## EXERCISE INPUT
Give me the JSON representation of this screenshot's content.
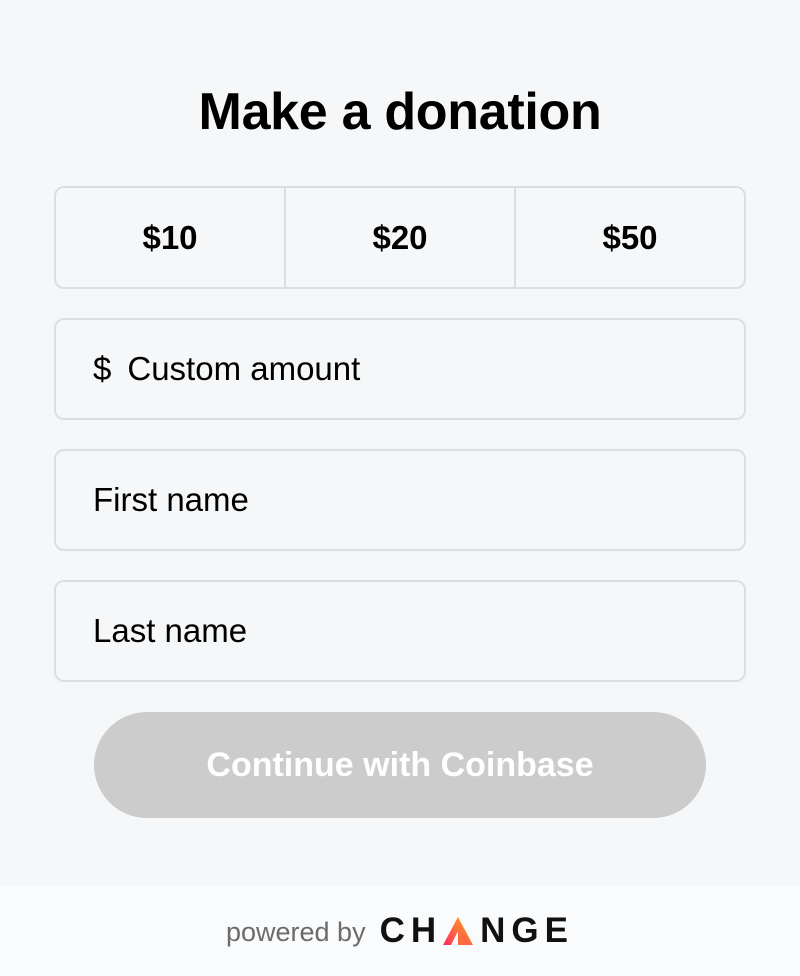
{
  "title": "Make a donation",
  "amounts": [
    "$10",
    "$20",
    "$50"
  ],
  "custom_amount": {
    "currency": "$",
    "placeholder": "Custom amount"
  },
  "first_name": {
    "placeholder": "First name"
  },
  "last_name": {
    "placeholder": "Last name"
  },
  "cta": {
    "label": "Continue with Coinbase",
    "state": "disabled"
  },
  "footer": {
    "powered_by": "powered by",
    "brand_before": "CH",
    "brand_after": "NGE"
  },
  "colors": {
    "background": "#f5f7f8",
    "border": "#dcdfe2",
    "button_disabled": "#cccccc",
    "brand_gradient_start": "#ff2a5e",
    "brand_gradient_end": "#ffb21a"
  }
}
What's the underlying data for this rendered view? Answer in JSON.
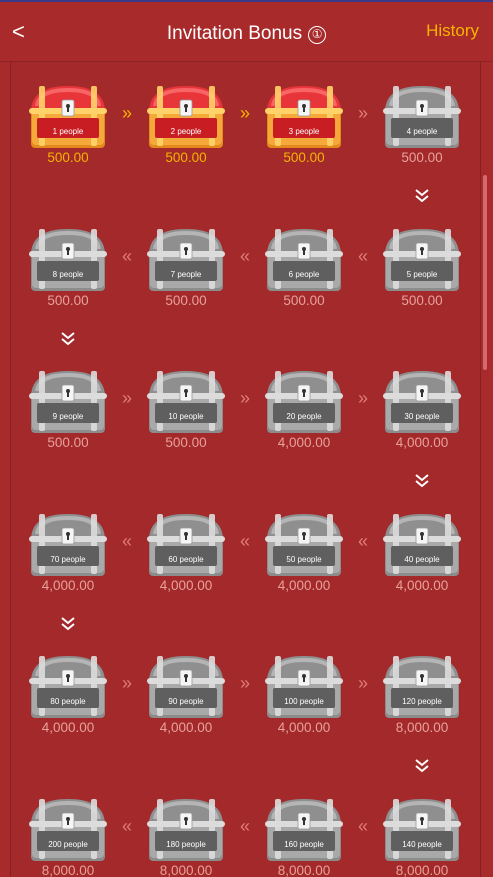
{
  "header": {
    "title": "Invitation Bonus",
    "info_symbol": "①",
    "history_label": "History",
    "back_symbol": "<"
  },
  "colors": {
    "background": "#a82a2a",
    "accent": "#f6b400",
    "inactive_text": "#e8a19a",
    "chest_active_red": "#d8262a",
    "chest_active_gold": "#f3a62a",
    "chest_inactive": "#9d9d9d"
  },
  "chests": [
    {
      "label": "1 people",
      "amount": "500.00",
      "active": true
    },
    {
      "label": "2 people",
      "amount": "500.00",
      "active": true
    },
    {
      "label": "3 people",
      "amount": "500.00",
      "active": true
    },
    {
      "label": "4 people",
      "amount": "500.00",
      "active": false
    },
    {
      "label": "5 people",
      "amount": "500.00",
      "active": false
    },
    {
      "label": "6 people",
      "amount": "500.00",
      "active": false
    },
    {
      "label": "7 people",
      "amount": "500.00",
      "active": false
    },
    {
      "label": "8 people",
      "amount": "500.00",
      "active": false
    },
    {
      "label": "9 people",
      "amount": "500.00",
      "active": false
    },
    {
      "label": "10 people",
      "amount": "500.00",
      "active": false
    },
    {
      "label": "20 people",
      "amount": "4,000.00",
      "active": false
    },
    {
      "label": "30 people",
      "amount": "4,000.00",
      "active": false
    },
    {
      "label": "40 people",
      "amount": "4,000.00",
      "active": false
    },
    {
      "label": "50 people",
      "amount": "4,000.00",
      "active": false
    },
    {
      "label": "60 people",
      "amount": "4,000.00",
      "active": false
    },
    {
      "label": "70 people",
      "amount": "4,000.00",
      "active": false
    },
    {
      "label": "80 people",
      "amount": "4,000.00",
      "active": false
    },
    {
      "label": "90 people",
      "amount": "4,000.00",
      "active": false
    },
    {
      "label": "100 people",
      "amount": "4,000.00",
      "active": false
    },
    {
      "label": "120 people",
      "amount": "8,000.00",
      "active": false
    },
    {
      "label": "140 people",
      "amount": "8,000.00",
      "active": false
    },
    {
      "label": "160 people",
      "amount": "8,000.00",
      "active": false
    },
    {
      "label": "180 people",
      "amount": "8,000.00",
      "active": false
    },
    {
      "label": "200 people",
      "amount": "8,000.00",
      "active": false
    }
  ],
  "icons": {
    "right_arrow": "»",
    "left_arrow": "«",
    "down_arrow": "chevron-double-down-icon"
  }
}
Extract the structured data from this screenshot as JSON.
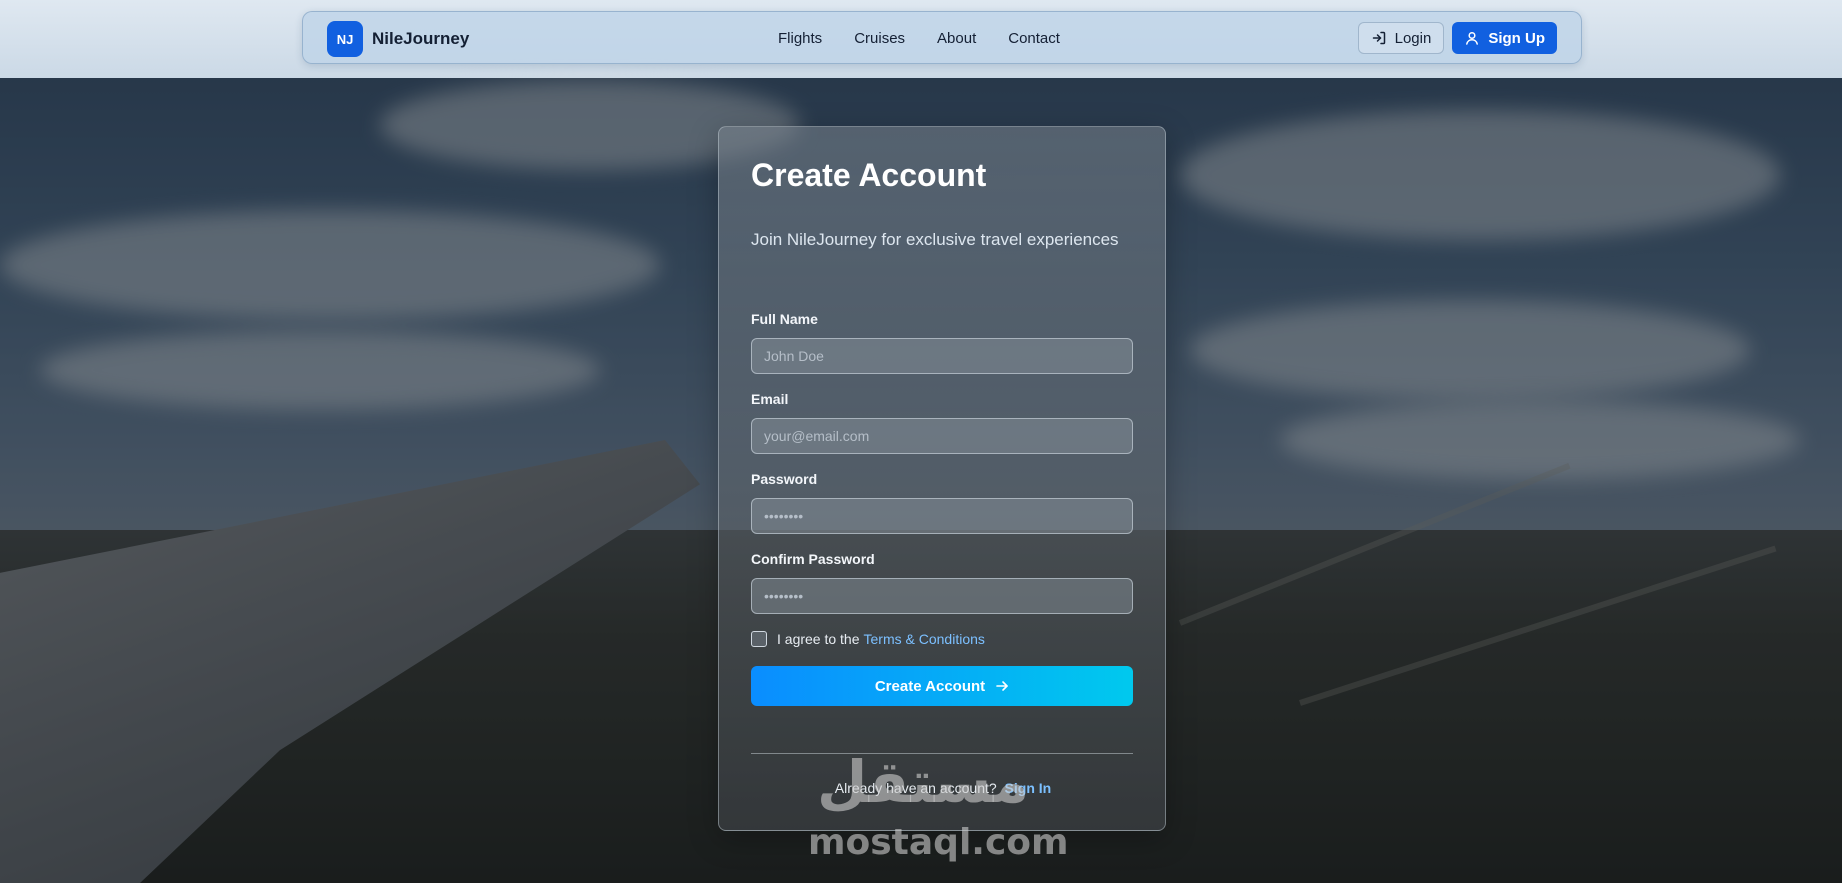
{
  "navbar": {
    "logo_initials": "NJ",
    "brand_name": "NileJourney",
    "links": [
      "Flights",
      "Cruises",
      "About",
      "Contact"
    ],
    "login_label": "Login",
    "signup_label": "Sign Up"
  },
  "form": {
    "title": "Create Account",
    "subtitle": "Join NileJourney for exclusive travel experiences",
    "fields": [
      {
        "label": "Full Name",
        "placeholder": "John Doe",
        "type": "text"
      },
      {
        "label": "Email",
        "placeholder": "your@email.com",
        "type": "email"
      },
      {
        "label": "Password",
        "placeholder": "••••••••",
        "type": "password"
      },
      {
        "label": "Confirm Password",
        "placeholder": "••••••••",
        "type": "password"
      }
    ],
    "agree_text": "I agree to the",
    "terms_link": "Terms & Conditions",
    "submit_label": "Create Account",
    "signin_prompt": "Already have an account?",
    "signin_link": "Sign In"
  },
  "watermark": {
    "arabic": "مستقل",
    "latin": "mostaql.com"
  },
  "colors": {
    "primary": "#1160e0",
    "gradient_start": "#0a8dff",
    "gradient_end": "#00c9ee",
    "link": "#7cc0ff"
  },
  "icons": {
    "login": "login-icon",
    "signup": "user-icon",
    "submit": "arrow-right-icon"
  }
}
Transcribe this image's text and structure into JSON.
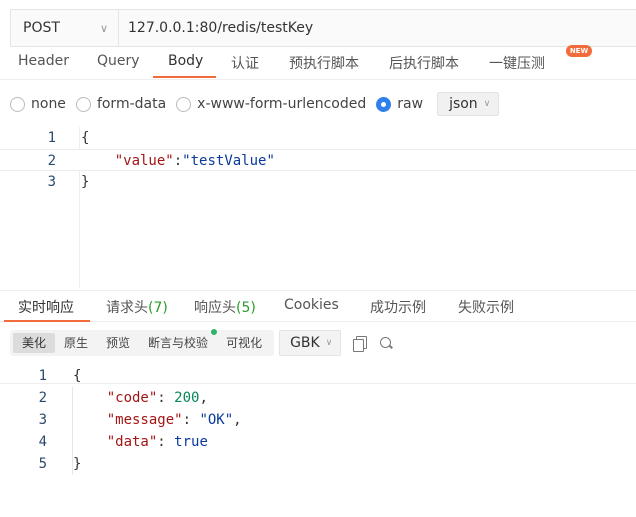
{
  "request": {
    "method": "POST",
    "url": "127.0.0.1:80/redis/testKey"
  },
  "request_tabs": [
    {
      "label": "Header"
    },
    {
      "label": "Query"
    },
    {
      "label": "Body"
    },
    {
      "label": "认证"
    },
    {
      "label": "预执行脚本"
    },
    {
      "label": "后执行脚本"
    },
    {
      "label": "一键压测"
    }
  ],
  "new_badge": "NEW",
  "body_types": [
    {
      "label": "none"
    },
    {
      "label": "form-data"
    },
    {
      "label": "x-www-form-urlencoded"
    },
    {
      "label": "raw"
    }
  ],
  "body_format": "json",
  "request_body_lines": [
    "1",
    "2",
    "3"
  ],
  "request_body": {
    "open": "{",
    "key": "\"value\"",
    "colon": ":",
    "value": "\"testValue\"",
    "close": "}"
  },
  "response_tabs": {
    "realtime": "实时响应",
    "req_headers": "请求头",
    "req_headers_count": "(7)",
    "resp_headers": "响应头",
    "resp_headers_count": "(5)",
    "cookies": "Cookies",
    "success_example": "成功示例",
    "fail_example": "失败示例"
  },
  "view_modes": [
    {
      "label": "美化"
    },
    {
      "label": "原生"
    },
    {
      "label": "预览"
    },
    {
      "label": "断言与校验"
    },
    {
      "label": "可视化"
    }
  ],
  "charset": "GBK",
  "response_lines": [
    "1",
    "2",
    "3",
    "4",
    "5"
  ],
  "response_body": {
    "open": "{",
    "code_key": "\"code\"",
    "code_val": "200",
    "message_key": "\"message\"",
    "message_val": "\"OK\"",
    "data_key": "\"data\"",
    "data_val": "true",
    "close": "}"
  },
  "colors": {
    "accent": "#f26b3a",
    "radio_selected": "#2f80ed",
    "count_green": "#2a9d2a"
  }
}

## THE PROBLEM
Transcribe every record above exactly as written, leaving out any pictures.

## FINISHED EXERCISE
Give me the JSON representation of this screenshot's content.
{
  "title": "Make a donation",
  "amounts": [
    "$10",
    "$20",
    "$50"
  ],
  "custom_amount": {
    "currency": "$",
    "placeholder": "Custom amount"
  },
  "first_name": {
    "placeholder": "First name"
  },
  "last_name": {
    "placeholder": "Last name"
  },
  "cta": {
    "label": "Continue with Coinbase",
    "state": "disabled"
  },
  "footer": {
    "powered_by": "powered by",
    "brand_before": "CH",
    "brand_after": "NGE"
  },
  "colors": {
    "background": "#f5f7f8",
    "border": "#dcdfe2",
    "button_disabled": "#cccccc",
    "brand_gradient_start": "#ff2a5e",
    "brand_gradient_end": "#ffb21a"
  }
}
What's the underlying data for this rendered view? Answer in JSON.
{
  "header": {
    "title": "Invitation Bonus",
    "info_symbol": "①",
    "history_label": "History",
    "back_symbol": "<"
  },
  "colors": {
    "background": "#a82a2a",
    "accent": "#f6b400",
    "inactive_text": "#e8a19a",
    "chest_active_red": "#d8262a",
    "chest_active_gold": "#f3a62a",
    "chest_inactive": "#9d9d9d"
  },
  "chests": [
    {
      "label": "1 people",
      "amount": "500.00",
      "active": true
    },
    {
      "label": "2 people",
      "amount": "500.00",
      "active": true
    },
    {
      "label": "3 people",
      "amount": "500.00",
      "active": true
    },
    {
      "label": "4 people",
      "amount": "500.00",
      "active": false
    },
    {
      "label": "5 people",
      "amount": "500.00",
      "active": false
    },
    {
      "label": "6 people",
      "amount": "500.00",
      "active": false
    },
    {
      "label": "7 people",
      "amount": "500.00",
      "active": false
    },
    {
      "label": "8 people",
      "amount": "500.00",
      "active": false
    },
    {
      "label": "9 people",
      "amount": "500.00",
      "active": false
    },
    {
      "label": "10 people",
      "amount": "500.00",
      "active": false
    },
    {
      "label": "20 people",
      "amount": "4,000.00",
      "active": false
    },
    {
      "label": "30 people",
      "amount": "4,000.00",
      "active": false
    },
    {
      "label": "40 people",
      "amount": "4,000.00",
      "active": false
    },
    {
      "label": "50 people",
      "amount": "4,000.00",
      "active": false
    },
    {
      "label": "60 people",
      "amount": "4,000.00",
      "active": false
    },
    {
      "label": "70 people",
      "amount": "4,000.00",
      "active": false
    },
    {
      "label": "80 people",
      "amount": "4,000.00",
      "active": false
    },
    {
      "label": "90 people",
      "amount": "4,000.00",
      "active": false
    },
    {
      "label": "100 people",
      "amount": "4,000.00",
      "active": false
    },
    {
      "label": "120 people",
      "amount": "8,000.00",
      "active": false
    },
    {
      "label": "140 people",
      "amount": "8,000.00",
      "active": false
    },
    {
      "label": "160 people",
      "amount": "8,000.00",
      "active": false
    },
    {
      "label": "180 people",
      "amount": "8,000.00",
      "active": false
    },
    {
      "label": "200 people",
      "amount": "8,000.00",
      "active": false
    }
  ],
  "icons": {
    "right_arrow": "»",
    "left_arrow": "«",
    "down_arrow": "chevron-double-down-icon"
  }
}
Extract the structured data from this screenshot as JSON.
{
  "navbar": {
    "logo_initials": "NJ",
    "brand_name": "NileJourney",
    "links": [
      "Flights",
      "Cruises",
      "About",
      "Contact"
    ],
    "login_label": "Login",
    "signup_label": "Sign Up"
  },
  "form": {
    "title": "Create Account",
    "subtitle": "Join NileJourney for exclusive travel experiences",
    "fields": [
      {
        "label": "Full Name",
        "placeholder": "John Doe",
        "type": "text"
      },
      {
        "label": "Email",
        "placeholder": "your@email.com",
        "type": "email"
      },
      {
        "label": "Password",
        "placeholder": "••••••••",
        "type": "password"
      },
      {
        "label": "Confirm Password",
        "placeholder": "••••••••",
        "type": "password"
      }
    ],
    "agree_text": "I agree to the",
    "terms_link": "Terms & Conditions",
    "submit_label": "Create Account",
    "signin_prompt": "Already have an account?",
    "signin_link": "Sign In"
  },
  "watermark": {
    "arabic": "مستقل",
    "latin": "mostaql.com"
  },
  "colors": {
    "primary": "#1160e0",
    "gradient_start": "#0a8dff",
    "gradient_end": "#00c9ee",
    "link": "#7cc0ff"
  },
  "icons": {
    "login": "login-icon",
    "signup": "user-icon",
    "submit": "arrow-right-icon"
  }
}
Transcribe this image's text and structure into JSON.
{
  "request": {
    "method": "POST",
    "url": "127.0.0.1:80/redis/testKey"
  },
  "request_tabs": [
    {
      "label": "Header"
    },
    {
      "label": "Query"
    },
    {
      "label": "Body"
    },
    {
      "label": "认证"
    },
    {
      "label": "预执行脚本"
    },
    {
      "label": "后执行脚本"
    },
    {
      "label": "一键压测"
    }
  ],
  "new_badge": "NEW",
  "body_types": [
    {
      "label": "none"
    },
    {
      "label": "form-data"
    },
    {
      "label": "x-www-form-urlencoded"
    },
    {
      "label": "raw"
    }
  ],
  "body_format": "json",
  "request_body_lines": [
    "1",
    "2",
    "3"
  ],
  "request_body": {
    "open": "{",
    "key": "\"value\"",
    "colon": ":",
    "value": "\"testValue\"",
    "close": "}"
  },
  "response_tabs": {
    "realtime": "实时响应",
    "req_headers": "请求头",
    "req_headers_count": "(7)",
    "resp_headers": "响应头",
    "resp_headers_count": "(5)",
    "cookies": "Cookies",
    "success_example": "成功示例",
    "fail_example": "失败示例"
  },
  "view_modes": [
    {
      "label": "美化"
    },
    {
      "label": "原生"
    },
    {
      "label": "预览"
    },
    {
      "label": "断言与校验"
    },
    {
      "label": "可视化"
    }
  ],
  "charset": "GBK",
  "response_lines": [
    "1",
    "2",
    "3",
    "4",
    "5"
  ],
  "response_body": {
    "open": "{",
    "code_key": "\"code\"",
    "code_val": "200",
    "message_key": "\"message\"",
    "message_val": "\"OK\"",
    "data_key": "\"data\"",
    "data_val": "true",
    "close": "}"
  },
  "colors": {
    "accent": "#f26b3a",
    "radio_selected": "#2f80ed",
    "count_green": "#2a9d2a"
  }
}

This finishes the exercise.